TO DO - Every entry below should be transcribed exactly; pictures stay out of the copy.
————————
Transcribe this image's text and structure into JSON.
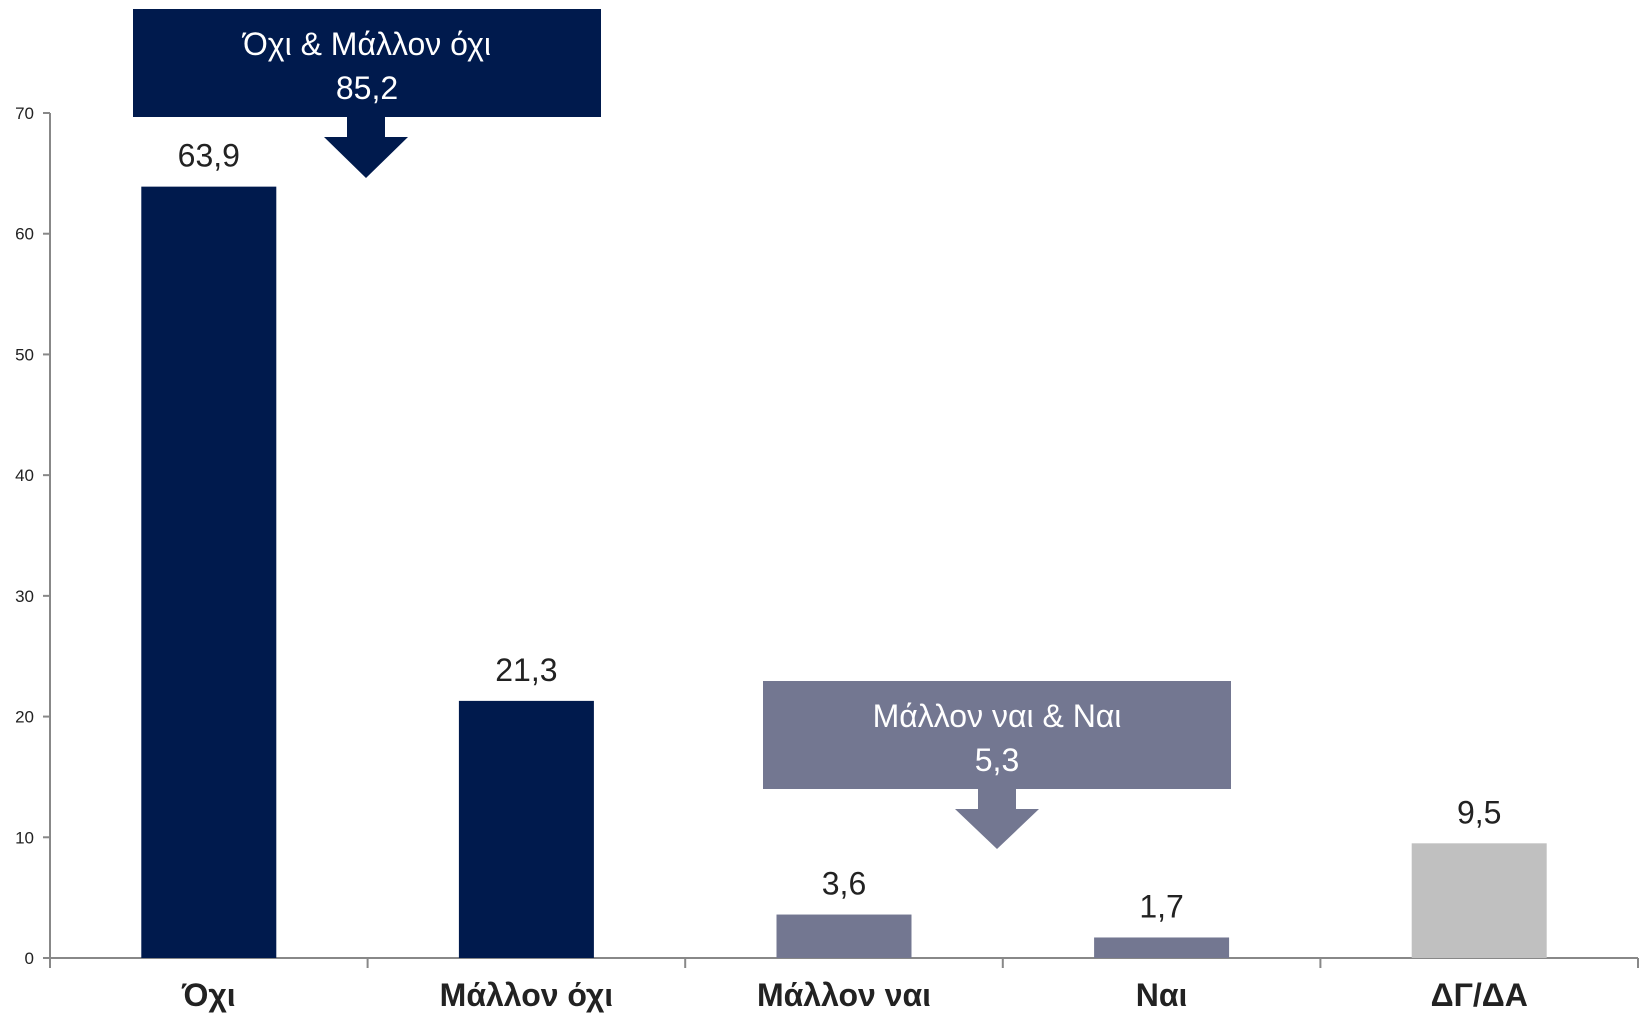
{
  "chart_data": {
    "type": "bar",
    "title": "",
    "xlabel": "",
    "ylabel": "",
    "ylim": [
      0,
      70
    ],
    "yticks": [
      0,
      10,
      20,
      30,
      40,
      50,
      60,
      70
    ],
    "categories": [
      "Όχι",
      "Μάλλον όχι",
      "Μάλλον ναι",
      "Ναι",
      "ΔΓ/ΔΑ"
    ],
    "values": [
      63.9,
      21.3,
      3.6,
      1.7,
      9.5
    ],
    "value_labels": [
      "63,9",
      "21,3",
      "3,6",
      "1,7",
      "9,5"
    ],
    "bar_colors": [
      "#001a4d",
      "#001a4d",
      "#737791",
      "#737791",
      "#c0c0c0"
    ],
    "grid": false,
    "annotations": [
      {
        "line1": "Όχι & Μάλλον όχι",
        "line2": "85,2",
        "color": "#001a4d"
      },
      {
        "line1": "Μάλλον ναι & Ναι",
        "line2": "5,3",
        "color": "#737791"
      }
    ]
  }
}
————————
FINISHED TASK -
Transcribe this image's text and structure into JSON.
{
  "chart_data": {
    "type": "bar",
    "title": "",
    "xlabel": "",
    "ylabel": "",
    "ylim": [
      0,
      70
    ],
    "yticks": [
      0,
      10,
      20,
      30,
      40,
      50,
      60,
      70
    ],
    "categories": [
      "Όχι",
      "Μάλλον όχι",
      "Μάλλον ναι",
      "Ναι",
      "ΔΓ/ΔΑ"
    ],
    "values": [
      63.9,
      21.3,
      3.6,
      1.7,
      9.5
    ],
    "value_labels": [
      "63,9",
      "21,3",
      "3,6",
      "1,7",
      "9,5"
    ],
    "bar_colors": [
      "#001a4d",
      "#001a4d",
      "#737791",
      "#737791",
      "#c0c0c0"
    ],
    "grid": false,
    "annotations": [
      {
        "line1": "Όχι & Μάλλον όχι",
        "line2": "85,2",
        "color": "#001a4d"
      },
      {
        "line1": "Μάλλον ναι & Ναι",
        "line2": "5,3",
        "color": "#737791"
      }
    ]
  }
}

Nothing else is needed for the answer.